**Prompt**
Restate the listing that follows word for word, without its pictures.

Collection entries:
───

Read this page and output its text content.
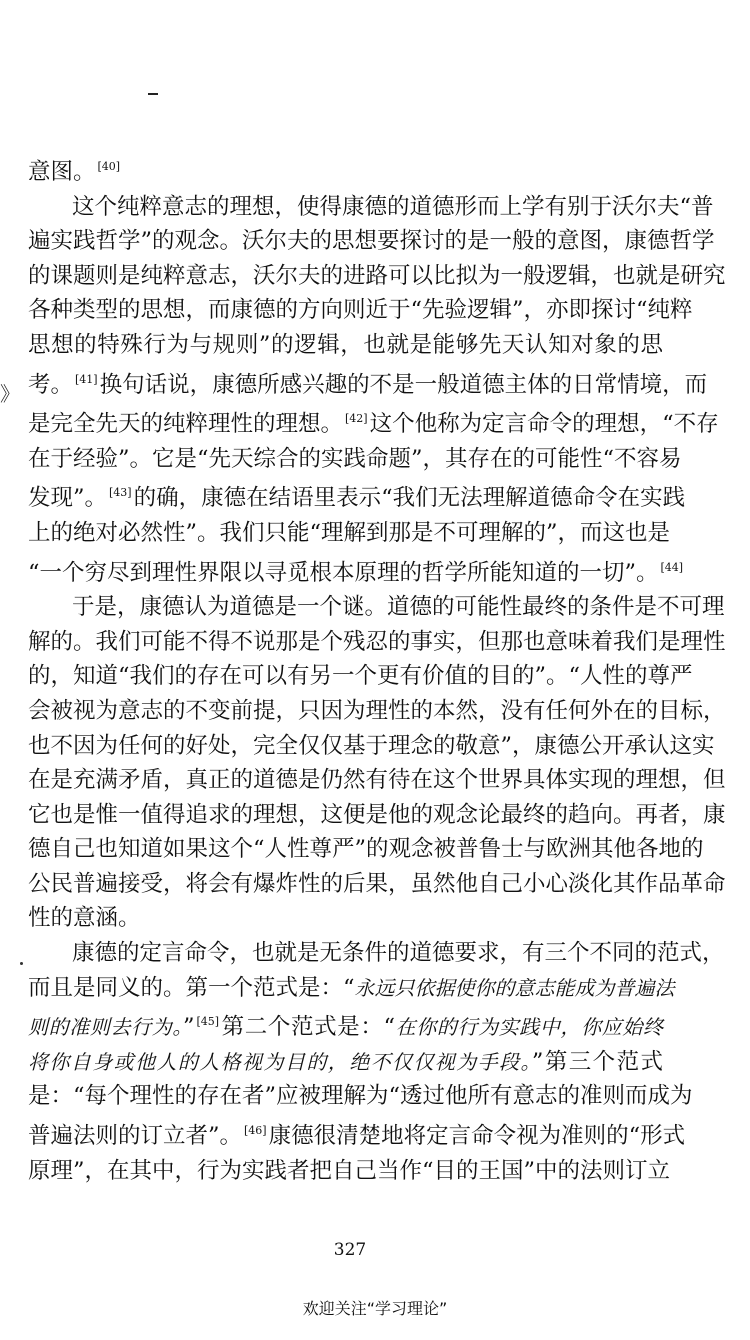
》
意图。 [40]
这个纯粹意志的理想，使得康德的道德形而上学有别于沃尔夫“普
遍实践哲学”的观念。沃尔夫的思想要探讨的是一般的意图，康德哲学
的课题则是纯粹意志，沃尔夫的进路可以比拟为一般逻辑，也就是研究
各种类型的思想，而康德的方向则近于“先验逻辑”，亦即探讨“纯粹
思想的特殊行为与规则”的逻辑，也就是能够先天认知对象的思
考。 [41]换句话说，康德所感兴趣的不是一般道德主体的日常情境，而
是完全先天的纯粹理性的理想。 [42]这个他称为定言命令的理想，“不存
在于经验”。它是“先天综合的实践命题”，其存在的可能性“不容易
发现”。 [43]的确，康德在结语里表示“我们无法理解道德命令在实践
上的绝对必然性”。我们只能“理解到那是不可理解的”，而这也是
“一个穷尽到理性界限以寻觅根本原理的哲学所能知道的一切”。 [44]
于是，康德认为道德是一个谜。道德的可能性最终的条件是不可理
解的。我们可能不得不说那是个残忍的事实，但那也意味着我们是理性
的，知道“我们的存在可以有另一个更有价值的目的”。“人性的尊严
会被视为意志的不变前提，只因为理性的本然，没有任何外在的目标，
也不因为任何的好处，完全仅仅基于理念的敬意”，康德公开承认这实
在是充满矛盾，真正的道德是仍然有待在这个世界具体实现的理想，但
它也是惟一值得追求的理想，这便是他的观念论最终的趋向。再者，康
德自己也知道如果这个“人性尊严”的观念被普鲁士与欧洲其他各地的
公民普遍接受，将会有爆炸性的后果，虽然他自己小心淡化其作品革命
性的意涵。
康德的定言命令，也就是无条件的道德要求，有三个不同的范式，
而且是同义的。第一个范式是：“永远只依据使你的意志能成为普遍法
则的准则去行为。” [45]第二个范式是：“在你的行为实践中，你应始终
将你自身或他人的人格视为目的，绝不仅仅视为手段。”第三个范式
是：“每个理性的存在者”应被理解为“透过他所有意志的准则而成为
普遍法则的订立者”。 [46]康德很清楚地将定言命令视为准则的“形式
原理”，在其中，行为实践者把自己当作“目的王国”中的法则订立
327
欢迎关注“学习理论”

───

**The answer**
Read this page and output its text content.
》
意图。 [40]
这个纯粹意志的理想，使得康德的道德形而上学有别于沃尔夫“普
遍实践哲学”的观念。沃尔夫的思想要探讨的是一般的意图，康德哲学
的课题则是纯粹意志，沃尔夫的进路可以比拟为一般逻辑，也就是研究
各种类型的思想，而康德的方向则近于“先验逻辑”，亦即探讨“纯粹
思想的特殊行为与规则”的逻辑，也就是能够先天认知对象的思
考。 [41]换句话说，康德所感兴趣的不是一般道德主体的日常情境，而
是完全先天的纯粹理性的理想。 [42]这个他称为定言命令的理想，“不存
在于经验”。它是“先天综合的实践命题”，其存在的可能性“不容易
发现”。 [43]的确，康德在结语里表示“我们无法理解道德命令在实践
上的绝对必然性”。我们只能“理解到那是不可理解的”，而这也是
“一个穷尽到理性界限以寻觅根本原理的哲学所能知道的一切”。 [44]
于是，康德认为道德是一个谜。道德的可能性最终的条件是不可理
解的。我们可能不得不说那是个残忍的事实，但那也意味着我们是理性
的，知道“我们的存在可以有另一个更有价值的目的”。“人性的尊严
会被视为意志的不变前提，只因为理性的本然，没有任何外在的目标，
也不因为任何的好处，完全仅仅基于理念的敬意”，康德公开承认这实
在是充满矛盾，真正的道德是仍然有待在这个世界具体实现的理想，但
它也是惟一值得追求的理想，这便是他的观念论最终的趋向。再者，康
德自己也知道如果这个“人性尊严”的观念被普鲁士与欧洲其他各地的
公民普遍接受，将会有爆炸性的后果，虽然他自己小心淡化其作品革命
性的意涵。
康德的定言命令，也就是无条件的道德要求，有三个不同的范式，
而且是同义的。第一个范式是：“永远只依据使你的意志能成为普遍法
则的准则去行为。” [45]第二个范式是：“在你的行为实践中，你应始终
将你自身或他人的人格视为目的，绝不仅仅视为手段。”第三个范式
是：“每个理性的存在者”应被理解为“透过他所有意志的准则而成为
普遍法则的订立者”。 [46]康德很清楚地将定言命令视为准则的“形式
原理”，在其中，行为实践者把自己当作“目的王国”中的法则订立
327
欢迎关注“学习理论”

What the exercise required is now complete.